AVAILABLE RECORDS:
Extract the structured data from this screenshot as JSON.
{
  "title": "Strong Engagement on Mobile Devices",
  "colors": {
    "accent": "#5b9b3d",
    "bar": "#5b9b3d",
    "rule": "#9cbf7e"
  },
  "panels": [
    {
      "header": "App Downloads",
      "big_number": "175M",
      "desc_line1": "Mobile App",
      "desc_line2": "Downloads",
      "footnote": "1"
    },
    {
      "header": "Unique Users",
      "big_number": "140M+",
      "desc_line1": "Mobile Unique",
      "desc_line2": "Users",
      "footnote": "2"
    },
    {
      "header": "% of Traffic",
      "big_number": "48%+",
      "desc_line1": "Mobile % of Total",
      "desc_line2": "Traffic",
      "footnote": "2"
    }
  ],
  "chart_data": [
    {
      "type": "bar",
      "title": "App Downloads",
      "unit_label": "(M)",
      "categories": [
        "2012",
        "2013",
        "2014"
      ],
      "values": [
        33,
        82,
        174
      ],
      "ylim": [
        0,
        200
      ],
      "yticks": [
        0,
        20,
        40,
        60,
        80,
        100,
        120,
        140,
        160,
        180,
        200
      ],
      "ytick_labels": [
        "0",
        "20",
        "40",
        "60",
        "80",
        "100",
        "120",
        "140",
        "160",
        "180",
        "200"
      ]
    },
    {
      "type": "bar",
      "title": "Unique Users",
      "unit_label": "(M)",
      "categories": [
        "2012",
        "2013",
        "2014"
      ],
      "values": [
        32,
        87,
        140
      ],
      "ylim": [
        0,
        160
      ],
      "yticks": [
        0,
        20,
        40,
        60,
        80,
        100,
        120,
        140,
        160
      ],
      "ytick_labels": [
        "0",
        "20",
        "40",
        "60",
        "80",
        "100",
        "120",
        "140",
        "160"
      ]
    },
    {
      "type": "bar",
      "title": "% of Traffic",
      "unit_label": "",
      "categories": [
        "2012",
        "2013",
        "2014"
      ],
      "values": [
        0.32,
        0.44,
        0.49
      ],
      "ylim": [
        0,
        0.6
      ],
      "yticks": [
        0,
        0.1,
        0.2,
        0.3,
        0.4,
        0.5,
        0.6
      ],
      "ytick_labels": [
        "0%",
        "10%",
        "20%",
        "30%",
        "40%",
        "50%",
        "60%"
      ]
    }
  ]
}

WHAT THE EXERCISE ASKS: Take the lines above and print them exactly.

REPLY TO THE TASK:
Extract the structured data from this screenshot as JSON.
{
  "title": "Strong Engagement on Mobile Devices",
  "colors": {
    "accent": "#5b9b3d",
    "bar": "#5b9b3d",
    "rule": "#9cbf7e"
  },
  "panels": [
    {
      "header": "App Downloads",
      "big_number": "175M",
      "desc_line1": "Mobile App",
      "desc_line2": "Downloads",
      "footnote": "1"
    },
    {
      "header": "Unique Users",
      "big_number": "140M+",
      "desc_line1": "Mobile Unique",
      "desc_line2": "Users",
      "footnote": "2"
    },
    {
      "header": "% of Traffic",
      "big_number": "48%+",
      "desc_line1": "Mobile % of Total",
      "desc_line2": "Traffic",
      "footnote": "2"
    }
  ],
  "chart_data": [
    {
      "type": "bar",
      "title": "App Downloads",
      "unit_label": "(M)",
      "categories": [
        "2012",
        "2013",
        "2014"
      ],
      "values": [
        33,
        82,
        174
      ],
      "ylim": [
        0,
        200
      ],
      "yticks": [
        0,
        20,
        40,
        60,
        80,
        100,
        120,
        140,
        160,
        180,
        200
      ],
      "ytick_labels": [
        "0",
        "20",
        "40",
        "60",
        "80",
        "100",
        "120",
        "140",
        "160",
        "180",
        "200"
      ]
    },
    {
      "type": "bar",
      "title": "Unique Users",
      "unit_label": "(M)",
      "categories": [
        "2012",
        "2013",
        "2014"
      ],
      "values": [
        32,
        87,
        140
      ],
      "ylim": [
        0,
        160
      ],
      "yticks": [
        0,
        20,
        40,
        60,
        80,
        100,
        120,
        140,
        160
      ],
      "ytick_labels": [
        "0",
        "20",
        "40",
        "60",
        "80",
        "100",
        "120",
        "140",
        "160"
      ]
    },
    {
      "type": "bar",
      "title": "% of Traffic",
      "unit_label": "",
      "categories": [
        "2012",
        "2013",
        "2014"
      ],
      "values": [
        0.32,
        0.44,
        0.49
      ],
      "ylim": [
        0,
        0.6
      ],
      "yticks": [
        0,
        0.1,
        0.2,
        0.3,
        0.4,
        0.5,
        0.6
      ],
      "ytick_labels": [
        "0%",
        "10%",
        "20%",
        "30%",
        "40%",
        "50%",
        "60%"
      ]
    }
  ]
}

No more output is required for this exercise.